--- BEGIN Entries shown ---

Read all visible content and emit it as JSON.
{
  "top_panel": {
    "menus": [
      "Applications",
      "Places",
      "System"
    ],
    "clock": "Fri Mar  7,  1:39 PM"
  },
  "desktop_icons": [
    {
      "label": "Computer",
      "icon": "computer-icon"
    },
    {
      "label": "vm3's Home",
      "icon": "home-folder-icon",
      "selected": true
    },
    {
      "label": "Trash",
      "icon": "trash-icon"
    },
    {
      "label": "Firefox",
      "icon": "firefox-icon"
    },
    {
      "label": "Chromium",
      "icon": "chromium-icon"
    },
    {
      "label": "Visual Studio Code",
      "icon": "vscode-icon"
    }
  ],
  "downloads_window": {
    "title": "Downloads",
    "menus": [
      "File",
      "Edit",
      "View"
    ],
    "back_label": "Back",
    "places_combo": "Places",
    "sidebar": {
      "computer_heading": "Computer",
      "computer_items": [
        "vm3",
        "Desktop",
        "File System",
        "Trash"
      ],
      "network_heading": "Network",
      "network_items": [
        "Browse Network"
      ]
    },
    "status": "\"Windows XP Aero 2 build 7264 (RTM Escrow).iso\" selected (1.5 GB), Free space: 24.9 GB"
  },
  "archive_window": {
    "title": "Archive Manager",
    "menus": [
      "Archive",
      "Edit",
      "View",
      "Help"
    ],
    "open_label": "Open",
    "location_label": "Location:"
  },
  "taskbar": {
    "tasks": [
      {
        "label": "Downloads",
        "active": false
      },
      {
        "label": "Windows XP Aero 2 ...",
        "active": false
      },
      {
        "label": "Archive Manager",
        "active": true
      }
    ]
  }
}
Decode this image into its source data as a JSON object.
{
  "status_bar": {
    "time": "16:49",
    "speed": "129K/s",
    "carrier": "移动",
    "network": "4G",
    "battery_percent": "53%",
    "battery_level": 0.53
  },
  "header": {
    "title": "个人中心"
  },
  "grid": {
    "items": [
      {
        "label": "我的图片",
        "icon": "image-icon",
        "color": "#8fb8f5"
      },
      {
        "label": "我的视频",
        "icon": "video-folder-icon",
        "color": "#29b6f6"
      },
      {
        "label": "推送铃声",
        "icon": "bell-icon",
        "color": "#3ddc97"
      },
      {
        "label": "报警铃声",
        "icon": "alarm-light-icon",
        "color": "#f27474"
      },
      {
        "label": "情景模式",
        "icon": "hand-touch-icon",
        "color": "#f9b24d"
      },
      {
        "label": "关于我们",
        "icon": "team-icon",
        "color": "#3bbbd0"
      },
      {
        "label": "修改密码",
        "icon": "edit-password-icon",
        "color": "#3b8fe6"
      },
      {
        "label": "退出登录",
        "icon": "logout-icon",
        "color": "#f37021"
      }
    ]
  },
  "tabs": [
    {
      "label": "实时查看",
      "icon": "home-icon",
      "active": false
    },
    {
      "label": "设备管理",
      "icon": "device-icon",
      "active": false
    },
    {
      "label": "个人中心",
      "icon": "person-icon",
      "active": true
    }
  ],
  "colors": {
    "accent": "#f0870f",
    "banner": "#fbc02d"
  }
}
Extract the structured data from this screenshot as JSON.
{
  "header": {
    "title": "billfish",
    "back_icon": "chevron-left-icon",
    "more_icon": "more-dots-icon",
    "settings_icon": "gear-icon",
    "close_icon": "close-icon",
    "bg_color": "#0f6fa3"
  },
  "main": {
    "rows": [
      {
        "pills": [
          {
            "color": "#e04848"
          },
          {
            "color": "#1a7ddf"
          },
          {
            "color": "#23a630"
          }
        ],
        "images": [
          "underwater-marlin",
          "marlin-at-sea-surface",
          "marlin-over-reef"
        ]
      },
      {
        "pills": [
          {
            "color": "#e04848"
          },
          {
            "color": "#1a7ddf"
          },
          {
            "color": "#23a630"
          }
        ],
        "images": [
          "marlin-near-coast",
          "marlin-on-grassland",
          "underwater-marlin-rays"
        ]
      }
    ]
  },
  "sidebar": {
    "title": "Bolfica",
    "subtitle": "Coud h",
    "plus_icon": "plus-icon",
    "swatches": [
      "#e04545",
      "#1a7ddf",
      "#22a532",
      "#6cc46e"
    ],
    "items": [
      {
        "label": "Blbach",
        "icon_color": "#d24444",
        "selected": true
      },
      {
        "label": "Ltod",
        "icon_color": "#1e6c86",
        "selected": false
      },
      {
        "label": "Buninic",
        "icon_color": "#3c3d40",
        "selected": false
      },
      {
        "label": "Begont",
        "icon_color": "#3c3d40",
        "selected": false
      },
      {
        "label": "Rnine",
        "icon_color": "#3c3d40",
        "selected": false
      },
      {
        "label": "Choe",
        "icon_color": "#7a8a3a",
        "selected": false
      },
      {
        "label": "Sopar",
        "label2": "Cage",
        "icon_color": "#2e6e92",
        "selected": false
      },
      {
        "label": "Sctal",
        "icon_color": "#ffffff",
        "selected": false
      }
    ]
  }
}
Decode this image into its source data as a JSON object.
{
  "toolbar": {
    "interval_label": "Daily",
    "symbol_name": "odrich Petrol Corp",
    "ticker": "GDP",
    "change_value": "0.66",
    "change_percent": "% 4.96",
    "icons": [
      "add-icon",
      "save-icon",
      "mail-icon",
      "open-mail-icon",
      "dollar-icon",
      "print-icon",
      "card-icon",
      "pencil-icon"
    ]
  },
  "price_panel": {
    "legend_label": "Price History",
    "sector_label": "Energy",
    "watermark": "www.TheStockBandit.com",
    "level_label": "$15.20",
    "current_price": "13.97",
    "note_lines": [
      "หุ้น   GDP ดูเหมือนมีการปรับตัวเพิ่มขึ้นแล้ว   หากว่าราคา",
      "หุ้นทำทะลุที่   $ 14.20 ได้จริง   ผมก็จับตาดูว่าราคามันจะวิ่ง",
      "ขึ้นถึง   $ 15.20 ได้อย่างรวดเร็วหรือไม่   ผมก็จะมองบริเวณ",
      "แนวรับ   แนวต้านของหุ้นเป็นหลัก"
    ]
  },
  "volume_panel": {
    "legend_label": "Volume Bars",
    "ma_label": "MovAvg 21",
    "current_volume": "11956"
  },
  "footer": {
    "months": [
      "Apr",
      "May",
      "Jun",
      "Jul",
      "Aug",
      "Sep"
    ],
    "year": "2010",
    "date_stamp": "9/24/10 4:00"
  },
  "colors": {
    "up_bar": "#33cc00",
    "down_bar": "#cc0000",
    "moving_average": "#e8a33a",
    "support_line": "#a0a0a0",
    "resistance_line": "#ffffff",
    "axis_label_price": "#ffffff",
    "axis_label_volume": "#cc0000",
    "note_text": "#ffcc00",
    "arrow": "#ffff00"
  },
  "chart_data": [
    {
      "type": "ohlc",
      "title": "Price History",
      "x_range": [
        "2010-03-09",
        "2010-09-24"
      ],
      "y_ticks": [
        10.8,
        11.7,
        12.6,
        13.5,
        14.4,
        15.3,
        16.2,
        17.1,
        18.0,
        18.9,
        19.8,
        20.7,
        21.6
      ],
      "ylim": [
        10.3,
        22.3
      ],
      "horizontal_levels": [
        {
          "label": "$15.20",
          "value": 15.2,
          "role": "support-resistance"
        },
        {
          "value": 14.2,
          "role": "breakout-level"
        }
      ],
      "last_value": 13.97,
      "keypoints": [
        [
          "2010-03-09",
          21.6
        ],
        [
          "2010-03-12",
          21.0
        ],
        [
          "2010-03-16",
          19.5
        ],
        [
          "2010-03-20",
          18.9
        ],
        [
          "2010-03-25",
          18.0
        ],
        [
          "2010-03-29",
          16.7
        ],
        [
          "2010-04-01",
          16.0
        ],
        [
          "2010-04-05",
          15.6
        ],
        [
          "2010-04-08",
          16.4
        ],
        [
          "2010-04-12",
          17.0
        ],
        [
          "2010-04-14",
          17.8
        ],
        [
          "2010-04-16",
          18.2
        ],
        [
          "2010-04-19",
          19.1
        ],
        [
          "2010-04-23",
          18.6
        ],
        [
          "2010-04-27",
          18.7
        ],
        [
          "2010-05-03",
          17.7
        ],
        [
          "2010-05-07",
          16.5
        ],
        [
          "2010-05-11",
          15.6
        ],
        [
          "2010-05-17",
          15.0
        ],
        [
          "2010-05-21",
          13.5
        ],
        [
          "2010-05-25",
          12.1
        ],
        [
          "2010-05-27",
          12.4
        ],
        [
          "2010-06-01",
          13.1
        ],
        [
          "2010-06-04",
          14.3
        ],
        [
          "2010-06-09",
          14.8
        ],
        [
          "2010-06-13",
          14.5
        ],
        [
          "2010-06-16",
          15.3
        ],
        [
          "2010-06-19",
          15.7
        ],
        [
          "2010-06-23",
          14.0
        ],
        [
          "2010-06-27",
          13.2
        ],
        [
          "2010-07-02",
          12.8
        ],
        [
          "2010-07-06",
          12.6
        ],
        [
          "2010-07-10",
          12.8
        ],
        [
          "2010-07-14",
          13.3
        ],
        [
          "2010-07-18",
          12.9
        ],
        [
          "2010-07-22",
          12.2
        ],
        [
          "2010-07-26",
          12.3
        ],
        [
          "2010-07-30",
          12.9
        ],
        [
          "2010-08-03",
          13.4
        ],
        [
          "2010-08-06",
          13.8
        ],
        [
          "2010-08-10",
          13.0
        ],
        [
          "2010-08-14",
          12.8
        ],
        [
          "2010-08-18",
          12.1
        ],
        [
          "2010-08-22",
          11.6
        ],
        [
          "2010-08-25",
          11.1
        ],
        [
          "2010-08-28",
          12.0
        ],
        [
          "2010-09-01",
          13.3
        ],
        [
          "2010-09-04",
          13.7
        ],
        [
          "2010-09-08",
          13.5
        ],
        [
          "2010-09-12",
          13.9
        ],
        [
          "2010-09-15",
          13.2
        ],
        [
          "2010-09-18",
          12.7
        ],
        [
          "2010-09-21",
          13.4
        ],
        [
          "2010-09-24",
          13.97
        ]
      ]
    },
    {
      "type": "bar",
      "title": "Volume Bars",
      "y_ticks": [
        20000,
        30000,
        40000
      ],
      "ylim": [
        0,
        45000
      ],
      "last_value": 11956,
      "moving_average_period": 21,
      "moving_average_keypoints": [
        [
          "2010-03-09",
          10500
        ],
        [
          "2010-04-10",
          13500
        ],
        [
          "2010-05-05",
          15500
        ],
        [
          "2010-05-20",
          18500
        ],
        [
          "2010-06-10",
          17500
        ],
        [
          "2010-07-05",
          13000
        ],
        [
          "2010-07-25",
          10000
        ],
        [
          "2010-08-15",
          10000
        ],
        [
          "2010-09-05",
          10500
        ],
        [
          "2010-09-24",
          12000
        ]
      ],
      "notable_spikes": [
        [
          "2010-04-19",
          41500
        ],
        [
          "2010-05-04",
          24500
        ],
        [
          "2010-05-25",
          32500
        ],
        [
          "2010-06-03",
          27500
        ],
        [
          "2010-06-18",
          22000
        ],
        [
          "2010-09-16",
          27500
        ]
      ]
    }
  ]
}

--- END Entries shown ---

▶ _The request_
The lines to collect are those holding the string "underwater"; copy them all.

▶ _Exercise answer_
          "underwater-marlin",
          "underwater-marlin-rays"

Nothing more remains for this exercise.